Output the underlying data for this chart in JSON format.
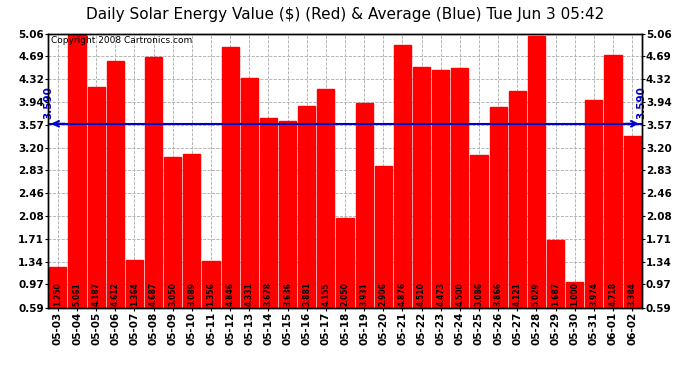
{
  "title": "Daily Solar Energy Value ($) (Red) & Average (Blue) Tue Jun 3 05:42",
  "copyright": "Copyright 2008 Cartronics.com",
  "categories": [
    "05-03",
    "05-04",
    "05-05",
    "05-06",
    "05-07",
    "05-08",
    "05-09",
    "05-10",
    "05-11",
    "05-12",
    "05-13",
    "05-14",
    "05-15",
    "05-16",
    "05-17",
    "05-18",
    "05-19",
    "05-20",
    "05-21",
    "05-22",
    "05-23",
    "05-24",
    "05-25",
    "05-26",
    "05-27",
    "05-28",
    "05-29",
    "05-30",
    "05-31",
    "06-01",
    "06-02"
  ],
  "values": [
    1.25,
    5.061,
    4.187,
    4.612,
    1.364,
    4.687,
    3.05,
    3.089,
    1.356,
    4.846,
    4.331,
    3.678,
    3.636,
    3.881,
    4.155,
    2.05,
    3.931,
    2.906,
    4.876,
    4.51,
    4.473,
    4.5,
    3.086,
    3.866,
    4.121,
    5.029,
    1.687,
    1.0,
    3.974,
    4.718,
    3.384
  ],
  "average": 3.59,
  "bar_color": "#ff0000",
  "avg_line_color": "#0000cc",
  "background_color": "#ffffff",
  "plot_bg_color": "#ffffff",
  "grid_color": "#aaaaaa",
  "ylim_min": 0.59,
  "ylim_max": 5.06,
  "yticks": [
    0.59,
    0.97,
    1.34,
    1.71,
    2.08,
    2.46,
    2.83,
    3.2,
    3.57,
    3.94,
    4.32,
    4.69,
    5.06
  ],
  "avg_label": "3.590",
  "title_fontsize": 11,
  "tick_fontsize": 7.5,
  "value_fontsize": 5.5,
  "copyright_fontsize": 6.5
}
• • • • •
### WRITTEN PROBLEM:
A faithful copy of the records above is needed, with the pictures left out.

### RESULT OF THIS EXERCISE:
Output the underlying data for this chart in JSON format.
{
  "title": "Daily Solar Energy Value ($) (Red) & Average (Blue) Tue Jun 3 05:42",
  "copyright": "Copyright 2008 Cartronics.com",
  "categories": [
    "05-03",
    "05-04",
    "05-05",
    "05-06",
    "05-07",
    "05-08",
    "05-09",
    "05-10",
    "05-11",
    "05-12",
    "05-13",
    "05-14",
    "05-15",
    "05-16",
    "05-17",
    "05-18",
    "05-19",
    "05-20",
    "05-21",
    "05-22",
    "05-23",
    "05-24",
    "05-25",
    "05-26",
    "05-27",
    "05-28",
    "05-29",
    "05-30",
    "05-31",
    "06-01",
    "06-02"
  ],
  "values": [
    1.25,
    5.061,
    4.187,
    4.612,
    1.364,
    4.687,
    3.05,
    3.089,
    1.356,
    4.846,
    4.331,
    3.678,
    3.636,
    3.881,
    4.155,
    2.05,
    3.931,
    2.906,
    4.876,
    4.51,
    4.473,
    4.5,
    3.086,
    3.866,
    4.121,
    5.029,
    1.687,
    1.0,
    3.974,
    4.718,
    3.384
  ],
  "average": 3.59,
  "bar_color": "#ff0000",
  "avg_line_color": "#0000cc",
  "background_color": "#ffffff",
  "plot_bg_color": "#ffffff",
  "grid_color": "#aaaaaa",
  "ylim_min": 0.59,
  "ylim_max": 5.06,
  "yticks": [
    0.59,
    0.97,
    1.34,
    1.71,
    2.08,
    2.46,
    2.83,
    3.2,
    3.57,
    3.94,
    4.32,
    4.69,
    5.06
  ],
  "avg_label": "3.590",
  "title_fontsize": 11,
  "tick_fontsize": 7.5,
  "value_fontsize": 5.5,
  "copyright_fontsize": 6.5
}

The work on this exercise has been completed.